INSTRUCTIONS TO FOLLOW:
Transcribe the full listing below exactly.
######
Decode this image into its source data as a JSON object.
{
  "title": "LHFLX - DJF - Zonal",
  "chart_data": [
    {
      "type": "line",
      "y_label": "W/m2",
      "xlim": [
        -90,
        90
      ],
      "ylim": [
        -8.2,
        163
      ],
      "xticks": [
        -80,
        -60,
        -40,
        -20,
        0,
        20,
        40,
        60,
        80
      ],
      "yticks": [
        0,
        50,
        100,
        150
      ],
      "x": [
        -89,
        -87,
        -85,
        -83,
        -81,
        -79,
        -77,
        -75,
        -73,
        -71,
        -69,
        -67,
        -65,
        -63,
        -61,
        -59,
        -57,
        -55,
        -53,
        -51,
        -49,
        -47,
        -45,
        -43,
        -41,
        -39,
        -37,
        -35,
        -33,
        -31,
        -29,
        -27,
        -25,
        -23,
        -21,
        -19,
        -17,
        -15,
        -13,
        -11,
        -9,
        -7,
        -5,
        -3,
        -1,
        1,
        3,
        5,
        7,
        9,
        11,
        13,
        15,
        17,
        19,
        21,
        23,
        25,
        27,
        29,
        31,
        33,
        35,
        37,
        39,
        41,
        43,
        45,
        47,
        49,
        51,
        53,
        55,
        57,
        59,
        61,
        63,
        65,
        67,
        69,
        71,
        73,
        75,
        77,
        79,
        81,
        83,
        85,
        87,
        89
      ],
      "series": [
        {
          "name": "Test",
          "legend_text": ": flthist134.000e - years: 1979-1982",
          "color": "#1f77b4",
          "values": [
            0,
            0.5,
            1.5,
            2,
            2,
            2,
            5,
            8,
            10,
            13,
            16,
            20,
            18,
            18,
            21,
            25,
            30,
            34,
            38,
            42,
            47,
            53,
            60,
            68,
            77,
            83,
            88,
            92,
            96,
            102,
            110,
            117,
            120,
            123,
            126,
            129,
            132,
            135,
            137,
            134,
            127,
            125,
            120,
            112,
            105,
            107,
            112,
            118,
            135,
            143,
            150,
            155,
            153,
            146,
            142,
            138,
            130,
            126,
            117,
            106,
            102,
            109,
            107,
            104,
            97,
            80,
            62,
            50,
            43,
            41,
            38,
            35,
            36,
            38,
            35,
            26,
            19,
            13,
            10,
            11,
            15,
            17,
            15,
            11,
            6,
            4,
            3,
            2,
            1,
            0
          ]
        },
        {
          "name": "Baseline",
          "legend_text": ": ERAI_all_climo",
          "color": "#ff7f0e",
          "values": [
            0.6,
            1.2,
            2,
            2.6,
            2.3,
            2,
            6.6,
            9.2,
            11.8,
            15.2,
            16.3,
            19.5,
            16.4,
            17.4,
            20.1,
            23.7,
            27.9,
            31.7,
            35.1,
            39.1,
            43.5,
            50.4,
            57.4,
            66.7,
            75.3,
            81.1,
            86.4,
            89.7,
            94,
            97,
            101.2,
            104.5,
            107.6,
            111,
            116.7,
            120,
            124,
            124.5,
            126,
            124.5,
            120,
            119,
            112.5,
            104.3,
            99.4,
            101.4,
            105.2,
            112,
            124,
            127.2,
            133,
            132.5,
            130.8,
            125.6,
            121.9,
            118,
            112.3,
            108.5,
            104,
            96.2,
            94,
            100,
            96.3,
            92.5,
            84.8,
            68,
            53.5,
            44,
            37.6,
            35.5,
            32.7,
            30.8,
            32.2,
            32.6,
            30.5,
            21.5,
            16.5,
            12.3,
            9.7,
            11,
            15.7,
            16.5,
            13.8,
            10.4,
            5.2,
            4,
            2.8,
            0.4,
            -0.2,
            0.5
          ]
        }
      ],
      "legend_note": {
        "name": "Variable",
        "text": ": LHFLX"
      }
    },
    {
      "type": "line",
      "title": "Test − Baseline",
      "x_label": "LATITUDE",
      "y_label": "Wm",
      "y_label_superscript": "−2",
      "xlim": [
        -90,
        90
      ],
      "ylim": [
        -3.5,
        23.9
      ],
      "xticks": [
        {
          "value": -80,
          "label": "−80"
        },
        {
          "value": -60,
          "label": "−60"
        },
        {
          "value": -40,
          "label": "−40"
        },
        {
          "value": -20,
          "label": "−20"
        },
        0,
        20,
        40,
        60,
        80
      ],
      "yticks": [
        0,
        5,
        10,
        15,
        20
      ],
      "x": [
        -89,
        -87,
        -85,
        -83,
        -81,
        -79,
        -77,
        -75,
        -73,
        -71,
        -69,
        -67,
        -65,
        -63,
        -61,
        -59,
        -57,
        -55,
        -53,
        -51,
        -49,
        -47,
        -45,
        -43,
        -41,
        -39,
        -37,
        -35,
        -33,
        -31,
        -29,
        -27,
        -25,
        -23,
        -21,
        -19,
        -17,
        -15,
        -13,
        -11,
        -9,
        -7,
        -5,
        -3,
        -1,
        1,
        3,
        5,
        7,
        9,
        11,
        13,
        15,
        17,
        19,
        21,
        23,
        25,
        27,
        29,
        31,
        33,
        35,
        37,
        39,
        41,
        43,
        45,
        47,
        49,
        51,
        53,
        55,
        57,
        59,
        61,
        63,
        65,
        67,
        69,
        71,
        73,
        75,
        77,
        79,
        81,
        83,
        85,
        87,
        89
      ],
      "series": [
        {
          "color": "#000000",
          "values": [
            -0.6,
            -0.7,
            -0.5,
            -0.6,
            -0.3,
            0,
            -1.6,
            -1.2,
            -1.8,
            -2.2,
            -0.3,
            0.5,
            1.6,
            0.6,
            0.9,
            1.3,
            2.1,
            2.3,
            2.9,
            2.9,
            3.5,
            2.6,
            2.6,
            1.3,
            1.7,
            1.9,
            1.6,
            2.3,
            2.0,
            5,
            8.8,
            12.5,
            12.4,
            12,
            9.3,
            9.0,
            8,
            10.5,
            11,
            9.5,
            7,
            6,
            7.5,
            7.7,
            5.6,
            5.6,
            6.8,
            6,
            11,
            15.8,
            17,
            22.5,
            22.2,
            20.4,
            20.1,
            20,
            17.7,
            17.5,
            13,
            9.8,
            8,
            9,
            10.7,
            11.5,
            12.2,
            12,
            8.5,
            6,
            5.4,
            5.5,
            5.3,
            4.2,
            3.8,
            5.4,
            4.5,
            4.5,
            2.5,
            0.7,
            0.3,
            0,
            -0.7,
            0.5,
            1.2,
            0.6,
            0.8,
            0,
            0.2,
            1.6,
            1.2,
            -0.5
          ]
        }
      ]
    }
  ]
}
######
WRITTEN ANSWER:
Decode this image into its source data as a JSON object.
{
  "title": "LHFLX - DJF - Zonal",
  "chart_data": [
    {
      "type": "line",
      "y_label": "W/m2",
      "xlim": [
        -90,
        90
      ],
      "ylim": [
        -8.2,
        163
      ],
      "xticks": [
        -80,
        -60,
        -40,
        -20,
        0,
        20,
        40,
        60,
        80
      ],
      "yticks": [
        0,
        50,
        100,
        150
      ],
      "x": [
        -89,
        -87,
        -85,
        -83,
        -81,
        -79,
        -77,
        -75,
        -73,
        -71,
        -69,
        -67,
        -65,
        -63,
        -61,
        -59,
        -57,
        -55,
        -53,
        -51,
        -49,
        -47,
        -45,
        -43,
        -41,
        -39,
        -37,
        -35,
        -33,
        -31,
        -29,
        -27,
        -25,
        -23,
        -21,
        -19,
        -17,
        -15,
        -13,
        -11,
        -9,
        -7,
        -5,
        -3,
        -1,
        1,
        3,
        5,
        7,
        9,
        11,
        13,
        15,
        17,
        19,
        21,
        23,
        25,
        27,
        29,
        31,
        33,
        35,
        37,
        39,
        41,
        43,
        45,
        47,
        49,
        51,
        53,
        55,
        57,
        59,
        61,
        63,
        65,
        67,
        69,
        71,
        73,
        75,
        77,
        79,
        81,
        83,
        85,
        87,
        89
      ],
      "series": [
        {
          "name": "Test",
          "legend_text": ": flthist134.000e - years: 1979-1982",
          "color": "#1f77b4",
          "values": [
            0,
            0.5,
            1.5,
            2,
            2,
            2,
            5,
            8,
            10,
            13,
            16,
            20,
            18,
            18,
            21,
            25,
            30,
            34,
            38,
            42,
            47,
            53,
            60,
            68,
            77,
            83,
            88,
            92,
            96,
            102,
            110,
            117,
            120,
            123,
            126,
            129,
            132,
            135,
            137,
            134,
            127,
            125,
            120,
            112,
            105,
            107,
            112,
            118,
            135,
            143,
            150,
            155,
            153,
            146,
            142,
            138,
            130,
            126,
            117,
            106,
            102,
            109,
            107,
            104,
            97,
            80,
            62,
            50,
            43,
            41,
            38,
            35,
            36,
            38,
            35,
            26,
            19,
            13,
            10,
            11,
            15,
            17,
            15,
            11,
            6,
            4,
            3,
            2,
            1,
            0
          ]
        },
        {
          "name": "Baseline",
          "legend_text": ": ERAI_all_climo",
          "color": "#ff7f0e",
          "values": [
            0.6,
            1.2,
            2,
            2.6,
            2.3,
            2,
            6.6,
            9.2,
            11.8,
            15.2,
            16.3,
            19.5,
            16.4,
            17.4,
            20.1,
            23.7,
            27.9,
            31.7,
            35.1,
            39.1,
            43.5,
            50.4,
            57.4,
            66.7,
            75.3,
            81.1,
            86.4,
            89.7,
            94,
            97,
            101.2,
            104.5,
            107.6,
            111,
            116.7,
            120,
            124,
            124.5,
            126,
            124.5,
            120,
            119,
            112.5,
            104.3,
            99.4,
            101.4,
            105.2,
            112,
            124,
            127.2,
            133,
            132.5,
            130.8,
            125.6,
            121.9,
            118,
            112.3,
            108.5,
            104,
            96.2,
            94,
            100,
            96.3,
            92.5,
            84.8,
            68,
            53.5,
            44,
            37.6,
            35.5,
            32.7,
            30.8,
            32.2,
            32.6,
            30.5,
            21.5,
            16.5,
            12.3,
            9.7,
            11,
            15.7,
            16.5,
            13.8,
            10.4,
            5.2,
            4,
            2.8,
            0.4,
            -0.2,
            0.5
          ]
        }
      ],
      "legend_note": {
        "name": "Variable",
        "text": ": LHFLX"
      }
    },
    {
      "type": "line",
      "title": "Test − Baseline",
      "x_label": "LATITUDE",
      "y_label": "Wm",
      "y_label_superscript": "−2",
      "xlim": [
        -90,
        90
      ],
      "ylim": [
        -3.5,
        23.9
      ],
      "xticks": [
        {
          "value": -80,
          "label": "−80"
        },
        {
          "value": -60,
          "label": "−60"
        },
        {
          "value": -40,
          "label": "−40"
        },
        {
          "value": -20,
          "label": "−20"
        },
        0,
        20,
        40,
        60,
        80
      ],
      "yticks": [
        0,
        5,
        10,
        15,
        20
      ],
      "x": [
        -89,
        -87,
        -85,
        -83,
        -81,
        -79,
        -77,
        -75,
        -73,
        -71,
        -69,
        -67,
        -65,
        -63,
        -61,
        -59,
        -57,
        -55,
        -53,
        -51,
        -49,
        -47,
        -45,
        -43,
        -41,
        -39,
        -37,
        -35,
        -33,
        -31,
        -29,
        -27,
        -25,
        -23,
        -21,
        -19,
        -17,
        -15,
        -13,
        -11,
        -9,
        -7,
        -5,
        -3,
        -1,
        1,
        3,
        5,
        7,
        9,
        11,
        13,
        15,
        17,
        19,
        21,
        23,
        25,
        27,
        29,
        31,
        33,
        35,
        37,
        39,
        41,
        43,
        45,
        47,
        49,
        51,
        53,
        55,
        57,
        59,
        61,
        63,
        65,
        67,
        69,
        71,
        73,
        75,
        77,
        79,
        81,
        83,
        85,
        87,
        89
      ],
      "series": [
        {
          "color": "#000000",
          "values": [
            -0.6,
            -0.7,
            -0.5,
            -0.6,
            -0.3,
            0,
            -1.6,
            -1.2,
            -1.8,
            -2.2,
            -0.3,
            0.5,
            1.6,
            0.6,
            0.9,
            1.3,
            2.1,
            2.3,
            2.9,
            2.9,
            3.5,
            2.6,
            2.6,
            1.3,
            1.7,
            1.9,
            1.6,
            2.3,
            2.0,
            5,
            8.8,
            12.5,
            12.4,
            12,
            9.3,
            9.0,
            8,
            10.5,
            11,
            9.5,
            7,
            6,
            7.5,
            7.7,
            5.6,
            5.6,
            6.8,
            6,
            11,
            15.8,
            17,
            22.5,
            22.2,
            20.4,
            20.1,
            20,
            17.7,
            17.5,
            13,
            9.8,
            8,
            9,
            10.7,
            11.5,
            12.2,
            12,
            8.5,
            6,
            5.4,
            5.5,
            5.3,
            4.2,
            3.8,
            5.4,
            4.5,
            4.5,
            2.5,
            0.7,
            0.3,
            0,
            -0.7,
            0.5,
            1.2,
            0.6,
            0.8,
            0,
            0.2,
            1.6,
            1.2,
            -0.5
          ]
        }
      ]
    }
  ]
}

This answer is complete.